## [What to work on]
Set out each line from the following listing that includes the word "eclipse".

## [Data supplied]

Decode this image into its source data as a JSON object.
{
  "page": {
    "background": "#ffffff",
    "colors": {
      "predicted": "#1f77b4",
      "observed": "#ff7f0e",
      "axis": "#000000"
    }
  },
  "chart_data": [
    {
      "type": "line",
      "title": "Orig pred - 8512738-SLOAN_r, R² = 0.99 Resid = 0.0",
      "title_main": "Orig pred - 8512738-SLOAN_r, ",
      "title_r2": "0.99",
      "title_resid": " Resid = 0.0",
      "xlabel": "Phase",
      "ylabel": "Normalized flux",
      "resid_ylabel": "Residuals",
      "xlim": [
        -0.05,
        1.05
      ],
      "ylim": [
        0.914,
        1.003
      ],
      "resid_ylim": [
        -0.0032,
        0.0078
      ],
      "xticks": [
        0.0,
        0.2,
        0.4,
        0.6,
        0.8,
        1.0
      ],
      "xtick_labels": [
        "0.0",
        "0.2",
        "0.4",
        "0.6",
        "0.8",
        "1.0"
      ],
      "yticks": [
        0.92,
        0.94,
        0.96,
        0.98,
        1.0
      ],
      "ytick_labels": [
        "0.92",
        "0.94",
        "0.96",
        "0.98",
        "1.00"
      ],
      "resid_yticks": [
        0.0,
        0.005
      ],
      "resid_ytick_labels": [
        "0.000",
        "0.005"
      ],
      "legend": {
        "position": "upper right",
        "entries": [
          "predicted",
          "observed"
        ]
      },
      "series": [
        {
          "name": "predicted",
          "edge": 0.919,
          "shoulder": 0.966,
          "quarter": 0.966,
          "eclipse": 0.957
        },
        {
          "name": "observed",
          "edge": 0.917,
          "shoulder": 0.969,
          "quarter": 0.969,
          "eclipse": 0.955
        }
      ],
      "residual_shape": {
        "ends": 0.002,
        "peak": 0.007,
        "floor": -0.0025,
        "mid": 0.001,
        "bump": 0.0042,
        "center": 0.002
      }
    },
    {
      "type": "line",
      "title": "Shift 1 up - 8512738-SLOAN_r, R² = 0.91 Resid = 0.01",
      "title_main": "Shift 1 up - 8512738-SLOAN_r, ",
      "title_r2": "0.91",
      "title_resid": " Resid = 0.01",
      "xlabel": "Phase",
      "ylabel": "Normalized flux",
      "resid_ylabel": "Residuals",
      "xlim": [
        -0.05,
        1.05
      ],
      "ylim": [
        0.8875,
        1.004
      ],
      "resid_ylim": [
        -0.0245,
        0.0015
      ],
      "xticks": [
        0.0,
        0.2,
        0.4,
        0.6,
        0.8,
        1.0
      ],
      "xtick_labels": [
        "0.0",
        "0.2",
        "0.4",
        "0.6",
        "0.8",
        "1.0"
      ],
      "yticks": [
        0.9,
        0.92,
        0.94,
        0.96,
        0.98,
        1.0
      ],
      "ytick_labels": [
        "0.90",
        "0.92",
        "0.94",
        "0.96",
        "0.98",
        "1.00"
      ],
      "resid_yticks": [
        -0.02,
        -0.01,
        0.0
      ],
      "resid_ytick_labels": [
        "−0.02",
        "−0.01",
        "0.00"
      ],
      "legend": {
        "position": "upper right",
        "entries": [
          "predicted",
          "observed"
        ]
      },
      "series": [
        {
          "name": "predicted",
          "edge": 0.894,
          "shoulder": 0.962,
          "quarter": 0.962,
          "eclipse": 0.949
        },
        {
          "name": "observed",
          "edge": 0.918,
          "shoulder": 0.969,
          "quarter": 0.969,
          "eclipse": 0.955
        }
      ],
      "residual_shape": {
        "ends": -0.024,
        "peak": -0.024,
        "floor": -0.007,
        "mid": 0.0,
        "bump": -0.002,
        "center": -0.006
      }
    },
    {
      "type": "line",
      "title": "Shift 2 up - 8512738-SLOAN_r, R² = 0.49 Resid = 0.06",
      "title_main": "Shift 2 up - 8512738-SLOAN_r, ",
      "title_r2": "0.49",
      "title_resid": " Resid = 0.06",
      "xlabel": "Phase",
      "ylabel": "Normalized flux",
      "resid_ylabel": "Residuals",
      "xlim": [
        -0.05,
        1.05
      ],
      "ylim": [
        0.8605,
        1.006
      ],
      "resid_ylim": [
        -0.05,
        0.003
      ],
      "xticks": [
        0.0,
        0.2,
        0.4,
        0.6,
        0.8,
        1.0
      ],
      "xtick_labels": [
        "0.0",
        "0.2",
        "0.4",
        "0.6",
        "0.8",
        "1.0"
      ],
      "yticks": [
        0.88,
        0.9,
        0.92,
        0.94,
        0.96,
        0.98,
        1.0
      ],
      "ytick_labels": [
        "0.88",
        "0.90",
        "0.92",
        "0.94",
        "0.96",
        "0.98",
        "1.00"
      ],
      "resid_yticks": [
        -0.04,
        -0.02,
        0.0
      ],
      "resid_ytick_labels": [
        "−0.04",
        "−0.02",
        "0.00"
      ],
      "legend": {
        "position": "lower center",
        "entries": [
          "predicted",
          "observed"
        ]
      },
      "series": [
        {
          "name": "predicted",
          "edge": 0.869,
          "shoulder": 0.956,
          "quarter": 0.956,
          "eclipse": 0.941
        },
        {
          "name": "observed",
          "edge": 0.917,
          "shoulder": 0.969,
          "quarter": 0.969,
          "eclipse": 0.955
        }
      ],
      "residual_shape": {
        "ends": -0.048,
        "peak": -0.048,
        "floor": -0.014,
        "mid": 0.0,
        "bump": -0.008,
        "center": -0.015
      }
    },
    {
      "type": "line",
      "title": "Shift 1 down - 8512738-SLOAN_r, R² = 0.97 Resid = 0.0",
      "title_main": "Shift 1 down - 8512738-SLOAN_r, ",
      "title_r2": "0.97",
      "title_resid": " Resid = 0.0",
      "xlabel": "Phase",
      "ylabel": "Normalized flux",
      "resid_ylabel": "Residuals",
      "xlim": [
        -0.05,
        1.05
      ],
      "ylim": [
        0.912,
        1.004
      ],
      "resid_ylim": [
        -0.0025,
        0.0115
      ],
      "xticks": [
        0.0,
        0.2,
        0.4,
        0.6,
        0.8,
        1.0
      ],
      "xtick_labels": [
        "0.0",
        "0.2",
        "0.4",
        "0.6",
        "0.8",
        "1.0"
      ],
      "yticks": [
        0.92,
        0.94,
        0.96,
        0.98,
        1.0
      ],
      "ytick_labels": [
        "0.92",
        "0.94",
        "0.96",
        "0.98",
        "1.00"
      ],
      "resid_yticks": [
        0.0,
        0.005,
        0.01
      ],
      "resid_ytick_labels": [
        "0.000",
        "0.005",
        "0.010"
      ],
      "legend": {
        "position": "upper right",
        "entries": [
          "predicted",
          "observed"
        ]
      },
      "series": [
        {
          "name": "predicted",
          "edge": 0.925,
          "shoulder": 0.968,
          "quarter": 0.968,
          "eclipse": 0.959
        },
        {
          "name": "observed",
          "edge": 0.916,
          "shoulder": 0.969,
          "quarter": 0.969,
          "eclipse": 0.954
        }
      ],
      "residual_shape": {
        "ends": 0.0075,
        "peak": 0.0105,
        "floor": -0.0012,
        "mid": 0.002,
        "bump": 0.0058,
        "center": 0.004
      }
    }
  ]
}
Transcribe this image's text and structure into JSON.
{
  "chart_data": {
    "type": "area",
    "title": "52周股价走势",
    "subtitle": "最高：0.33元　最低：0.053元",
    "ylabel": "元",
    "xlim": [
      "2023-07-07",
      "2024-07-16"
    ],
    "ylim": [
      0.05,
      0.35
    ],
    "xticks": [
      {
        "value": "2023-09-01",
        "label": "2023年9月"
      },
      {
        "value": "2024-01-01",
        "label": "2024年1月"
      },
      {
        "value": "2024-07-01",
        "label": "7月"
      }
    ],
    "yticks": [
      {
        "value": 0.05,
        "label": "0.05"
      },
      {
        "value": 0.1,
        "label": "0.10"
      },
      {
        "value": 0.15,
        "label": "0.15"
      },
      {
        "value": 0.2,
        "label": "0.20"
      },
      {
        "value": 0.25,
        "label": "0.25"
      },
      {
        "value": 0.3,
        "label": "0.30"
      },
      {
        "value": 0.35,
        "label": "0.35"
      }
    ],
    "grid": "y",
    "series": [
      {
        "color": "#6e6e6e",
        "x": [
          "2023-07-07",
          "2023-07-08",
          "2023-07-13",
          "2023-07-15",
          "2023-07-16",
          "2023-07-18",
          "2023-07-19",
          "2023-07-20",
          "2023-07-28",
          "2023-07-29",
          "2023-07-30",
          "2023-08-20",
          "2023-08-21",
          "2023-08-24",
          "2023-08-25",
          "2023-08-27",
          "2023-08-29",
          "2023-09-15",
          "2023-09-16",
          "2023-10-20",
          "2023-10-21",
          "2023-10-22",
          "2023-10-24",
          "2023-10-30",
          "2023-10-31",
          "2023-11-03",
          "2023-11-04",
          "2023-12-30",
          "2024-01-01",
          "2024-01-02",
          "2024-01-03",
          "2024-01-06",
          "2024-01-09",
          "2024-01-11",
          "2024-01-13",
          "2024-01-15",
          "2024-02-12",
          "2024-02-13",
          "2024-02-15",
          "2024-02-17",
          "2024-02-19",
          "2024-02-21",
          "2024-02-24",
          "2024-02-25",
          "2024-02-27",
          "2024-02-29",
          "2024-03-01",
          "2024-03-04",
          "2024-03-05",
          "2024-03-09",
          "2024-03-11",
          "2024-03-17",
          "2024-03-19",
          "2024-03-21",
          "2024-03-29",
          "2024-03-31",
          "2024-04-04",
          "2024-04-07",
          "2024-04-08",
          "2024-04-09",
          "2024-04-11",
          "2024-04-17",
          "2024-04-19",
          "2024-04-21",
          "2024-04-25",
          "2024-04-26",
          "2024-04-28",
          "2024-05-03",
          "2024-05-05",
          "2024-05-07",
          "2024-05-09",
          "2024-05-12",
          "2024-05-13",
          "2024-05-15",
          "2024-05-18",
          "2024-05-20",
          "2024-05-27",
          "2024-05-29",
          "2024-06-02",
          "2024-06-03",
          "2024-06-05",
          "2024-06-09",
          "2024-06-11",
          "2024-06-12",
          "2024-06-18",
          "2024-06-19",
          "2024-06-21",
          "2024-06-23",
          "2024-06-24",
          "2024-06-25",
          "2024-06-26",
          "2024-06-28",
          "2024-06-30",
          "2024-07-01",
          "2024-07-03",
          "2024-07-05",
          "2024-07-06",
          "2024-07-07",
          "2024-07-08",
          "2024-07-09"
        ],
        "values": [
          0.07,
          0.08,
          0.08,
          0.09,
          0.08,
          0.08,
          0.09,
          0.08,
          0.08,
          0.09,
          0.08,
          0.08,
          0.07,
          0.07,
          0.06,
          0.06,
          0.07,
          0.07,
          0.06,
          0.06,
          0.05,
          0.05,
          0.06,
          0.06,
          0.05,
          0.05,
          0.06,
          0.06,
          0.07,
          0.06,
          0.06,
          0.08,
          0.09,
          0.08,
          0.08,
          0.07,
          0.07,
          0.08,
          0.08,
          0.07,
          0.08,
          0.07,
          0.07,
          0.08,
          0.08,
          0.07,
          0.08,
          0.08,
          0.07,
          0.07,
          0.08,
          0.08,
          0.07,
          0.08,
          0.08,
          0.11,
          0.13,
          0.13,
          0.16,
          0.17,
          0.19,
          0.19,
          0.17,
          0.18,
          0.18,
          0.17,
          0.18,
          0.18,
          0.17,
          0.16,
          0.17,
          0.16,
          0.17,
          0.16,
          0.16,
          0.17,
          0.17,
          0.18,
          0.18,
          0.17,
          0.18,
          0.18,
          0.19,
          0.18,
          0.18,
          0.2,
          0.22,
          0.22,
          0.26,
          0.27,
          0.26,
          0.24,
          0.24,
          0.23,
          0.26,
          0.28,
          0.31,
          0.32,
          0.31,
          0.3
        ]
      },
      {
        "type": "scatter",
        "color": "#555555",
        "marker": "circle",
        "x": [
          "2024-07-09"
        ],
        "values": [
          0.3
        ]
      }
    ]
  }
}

## [Final answer]
          "eclipse": 0.957
          "eclipse": 0.955
          "eclipse": 0.949
          "eclipse": 0.955
          "eclipse": 0.941
          "eclipse": 0.955
          "eclipse": 0.959
          "eclipse": 0.954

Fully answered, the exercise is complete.